Records provided
__________
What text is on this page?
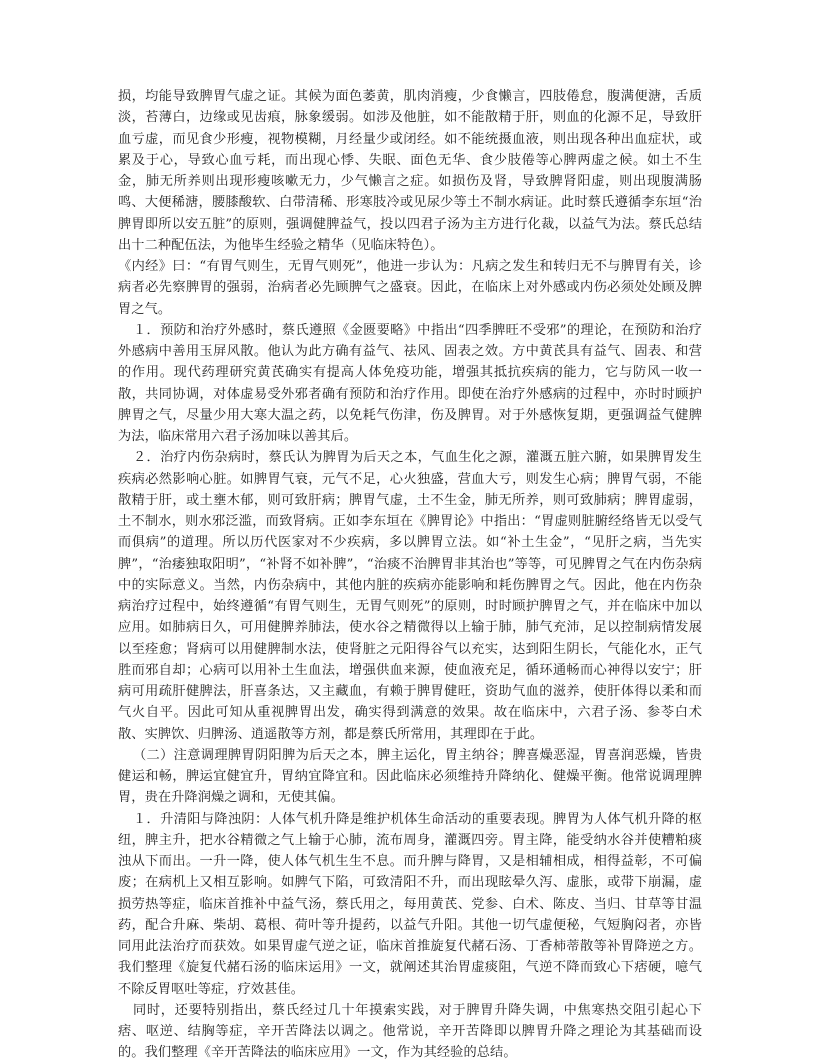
损，均能导致脾胃气虚之证。其候为面色萎黄，肌肉消瘦，少食懒言，四肢倦怠，腹满便溏，舌质淡，苔薄白，边缘或见齿痕，脉象缓弱。如涉及他脏，如不能散精于肝，则血的化源不足，导致肝血亏虚，而见食少形瘦，视物模糊，月经量少或闭经。如不能统摄血液，则出现各种出血症状，或累及于心，导致心血亏耗，而出现心悸、失眠、面色无华、食少肢倦等心脾两虚之候。如土不生金，肺无所养则出现形瘦咳嗽无力，少气懒言之症。如损伤及肾，导致脾肾阳虚，则出现腹满肠鸣、大便稀溏，腰膝酸软、白带清稀、形寒肢冷或见尿少等土不制水病证。此时蔡氏遵循李东垣“治脾胃即所以安五脏”的原则，强调健脾益气，投以四君子汤为主方进行化裁，以益气为法。蔡氏总结出十二种配伍法，为他毕生经验之精华（见临床特色）。

《内经》曰：“有胃气则生，无胃气则死”，他进一步认为：凡病之发生和转归无不与脾胃有关，诊病者必先察脾胃的强弱，治病者必先顾脾气之盛衰。因此，在临床上对外感或内伤必须处处顾及脾胃之气。

１．预防和治疗外感时，蔡氏遵照《金匮要略》中指出“四季脾旺不受邪”的理论，在预防和治疗外感病中善用玉屏风散。他认为此方确有益气、祛风、固表之效。方中黄芪具有益气、固表、和营的作用。现代药理研究黄芪确实有提高人体免疫功能，增强其抵抗疾病的能力，它与防风一收一散，共同协调，对体虚易受外邪者确有预防和治疗作用。即使在治疗外感病的过程中，亦时时顾护脾胃之气，尽量少用大寒大温之药，以免耗气伤津，伤及脾胃。对于外感恢复期，更强调益气健脾为法，临床常用六君子汤加味以善其后。

２．治疗内伤杂病时，蔡氏认为脾胃为后天之本，气血生化之源，灌溉五脏六腑，如果脾胃发生疾病必然影响心脏。如脾胃气衰，元气不足，心火独盛，营血大亏，则发生心病；脾胃气弱，不能散精于肝，或土壅木郁，则可致肝病；脾胃气虚，土不生金，肺无所养，则可致肺病；脾胃虚弱，土不制水，则水邪泛滥，而致肾病。正如李东垣在《脾胃论》中指出：“胃虚则脏腑经络皆无以受气而俱病”的道理。所以历代医家对不少疾病，多以脾胃立法。如“补土生金”，“见肝之病，当先实脾”，“治痿独取阳明”，“补肾不如补脾”，“治痰不治脾胃非其治也”等等，可见脾胃之气在内伤杂病中的实际意义。当然，内伤杂病中，其他内脏的疾病亦能影响和耗伤脾胃之气。因此，他在内伤杂病治疗过程中，始终遵循“有胃气则生，无胃气则死”的原则，时时顾护脾胃之气，并在临床中加以应用。如肺病日久，可用健脾养肺法，使水谷之精微得以上输于肺，肺气充沛，足以控制病情发展以至痊愈；肾病可以用健脾制水法，使肾脏之元阳得谷气以充实，达到阳生阴长，气能化水，正气胜而邪自却；心病可以用补土生血法，增强供血来源，使血液充足，循环通畅而心神得以安宁；肝病可用疏肝健脾法，肝喜条达，又主藏血，有赖于脾胃健旺，资助气血的滋养，使肝体得以柔和而气火自平。因此可知从重视脾胃出发，确实得到满意的效果。故在临床中，六君子汤、参苓白术散、实脾饮、归脾汤、逍遥散等方剂，都是蔡氏所常用，其理即在于此。

（二）注意调理脾胃阴阳脾为后天之本，脾主运化，胃主纳谷；脾喜燥恶湿，胃喜润恶燥，皆贵健运和畅，脾运宜健宜升，胃纳宜降宜和。因此临床必须维持升降纳化、健燥平衡。他常说调理脾胃，贵在升降润燥之调和，无使其偏。

１．升清阳与降浊阴：人体气机升降是维护机体生命活动的重要表现。脾胃为人体气机升降的枢纽，脾主升，把水谷精微之气上输于心肺，流布周身，灌溉四旁。胃主降，能受纳水谷并使糟粕痰浊从下而出。一升一降，使人体气机生生不息。而升脾与降胃，又是相辅相成，相得益彰，不可偏废；在病机上又相互影响。如脾气下陷，可致清阳不升，而出现眩晕久泻、虚胀，或带下崩漏，虚损劳热等症，临床首推补中益气汤，蔡氏用之，每用黄芪、党参、白术、陈皮、当归、甘草等甘温药，配合升麻、柴胡、葛根、荷叶等升提药，以益气升阳。其他一切气虚便秘，气短胸闷者，亦皆同用此法治疗而获效。如果胃虚气逆之证，临床首推旋复代赭石汤、丁香柿蒂散等补胃降逆之方。我们整理《旋复代赭石汤的临床运用》一文，就阐述其治胃虚痰阻，气逆不降而致心下痞硬，噫气不除反胃呕吐等症，疗效甚佳。

同时，还要特别指出，蔡氏经过几十年摸索实践，对于脾胃升降失调，中焦寒热交阻引起心下痞、呕逆、结胸等症，辛开苦降法以调之。他常说，辛开苦降即以脾胃升降之理论为其基础而设的。我们整理《辛开苦降法的临床应用》一文，作为其经验的总结。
__________
Given problem
Reproduce the material above verbatim; omit every picture.

Final answer
What text is on this page?
损，均能导致脾胃气虚之证。其候为面色萎黄，肌肉消瘦，少食懒言，四肢倦怠，腹满便溏，舌质淡，苔薄白，边缘或见齿痕，脉象缓弱。如涉及他脏，如不能散精于肝，则血的化源不足，导致肝血亏虚，而见食少形瘦，视物模糊，月经量少或闭经。如不能统摄血液，则出现各种出血症状，或累及于心，导致心血亏耗，而出现心悸、失眠、面色无华、食少肢倦等心脾两虚之候。如土不生金，肺无所养则出现形瘦咳嗽无力，少气懒言之症。如损伤及肾，导致脾肾阳虚，则出现腹满肠鸣、大便稀溏，腰膝酸软、白带清稀、形寒肢冷或见尿少等土不制水病证。此时蔡氏遵循李东垣“治脾胃即所以安五脏”的原则，强调健脾益气，投以四君子汤为主方进行化裁，以益气为法。蔡氏总结出十二种配伍法，为他毕生经验之精华（见临床特色）。

《内经》曰：“有胃气则生，无胃气则死”，他进一步认为：凡病之发生和转归无不与脾胃有关，诊病者必先察脾胃的强弱，治病者必先顾脾气之盛衰。因此，在临床上对外感或内伤必须处处顾及脾胃之气。

１．预防和治疗外感时，蔡氏遵照《金匮要略》中指出“四季脾旺不受邪”的理论，在预防和治疗外感病中善用玉屏风散。他认为此方确有益气、祛风、固表之效。方中黄芪具有益气、固表、和营的作用。现代药理研究黄芪确实有提高人体免疫功能，增强其抵抗疾病的能力，它与防风一收一散，共同协调，对体虚易受外邪者确有预防和治疗作用。即使在治疗外感病的过程中，亦时时顾护脾胃之气，尽量少用大寒大温之药，以免耗气伤津，伤及脾胃。对于外感恢复期，更强调益气健脾为法，临床常用六君子汤加味以善其后。

２．治疗内伤杂病时，蔡氏认为脾胃为后天之本，气血生化之源，灌溉五脏六腑，如果脾胃发生疾病必然影响心脏。如脾胃气衰，元气不足，心火独盛，营血大亏，则发生心病；脾胃气弱，不能散精于肝，或土壅木郁，则可致肝病；脾胃气虚，土不生金，肺无所养，则可致肺病；脾胃虚弱，土不制水，则水邪泛滥，而致肾病。正如李东垣在《脾胃论》中指出：“胃虚则脏腑经络皆无以受气而俱病”的道理。所以历代医家对不少疾病，多以脾胃立法。如“补土生金”，“见肝之病，当先实脾”，“治痿独取阳明”，“补肾不如补脾”，“治痰不治脾胃非其治也”等等，可见脾胃之气在内伤杂病中的实际意义。当然，内伤杂病中，其他内脏的疾病亦能影响和耗伤脾胃之气。因此，他在内伤杂病治疗过程中，始终遵循“有胃气则生，无胃气则死”的原则，时时顾护脾胃之气，并在临床中加以应用。如肺病日久，可用健脾养肺法，使水谷之精微得以上输于肺，肺气充沛，足以控制病情发展以至痊愈；肾病可以用健脾制水法，使肾脏之元阳得谷气以充实，达到阳生阴长，气能化水，正气胜而邪自却；心病可以用补土生血法，增强供血来源，使血液充足，循环通畅而心神得以安宁；肝病可用疏肝健脾法，肝喜条达，又主藏血，有赖于脾胃健旺，资助气血的滋养，使肝体得以柔和而气火自平。因此可知从重视脾胃出发，确实得到满意的效果。故在临床中，六君子汤、参苓白术散、实脾饮、归脾汤、逍遥散等方剂，都是蔡氏所常用，其理即在于此。

（二）注意调理脾胃阴阳脾为后天之本，脾主运化，胃主纳谷；脾喜燥恶湿，胃喜润恶燥，皆贵健运和畅，脾运宜健宜升，胃纳宜降宜和。因此临床必须维持升降纳化、健燥平衡。他常说调理脾胃，贵在升降润燥之调和，无使其偏。

１．升清阳与降浊阴：人体气机升降是维护机体生命活动的重要表现。脾胃为人体气机升降的枢纽，脾主升，把水谷精微之气上输于心肺，流布周身，灌溉四旁。胃主降，能受纳水谷并使糟粕痰浊从下而出。一升一降，使人体气机生生不息。而升脾与降胃，又是相辅相成，相得益彰，不可偏废；在病机上又相互影响。如脾气下陷，可致清阳不升，而出现眩晕久泻、虚胀，或带下崩漏，虚损劳热等症，临床首推补中益气汤，蔡氏用之，每用黄芪、党参、白术、陈皮、当归、甘草等甘温药，配合升麻、柴胡、葛根、荷叶等升提药，以益气升阳。其他一切气虚便秘，气短胸闷者，亦皆同用此法治疗而获效。如果胃虚气逆之证，临床首推旋复代赭石汤、丁香柿蒂散等补胃降逆之方。我们整理《旋复代赭石汤的临床运用》一文，就阐述其治胃虚痰阻，气逆不降而致心下痞硬，噫气不除反胃呕吐等症，疗效甚佳。

同时，还要特别指出，蔡氏经过几十年摸索实践，对于脾胃升降失调，中焦寒热交阻引起心下痞、呕逆、结胸等症，辛开苦降法以调之。他常说，辛开苦降即以脾胃升降之理论为其基础而设的。我们整理《辛开苦降法的临床应用》一文，作为其经验的总结。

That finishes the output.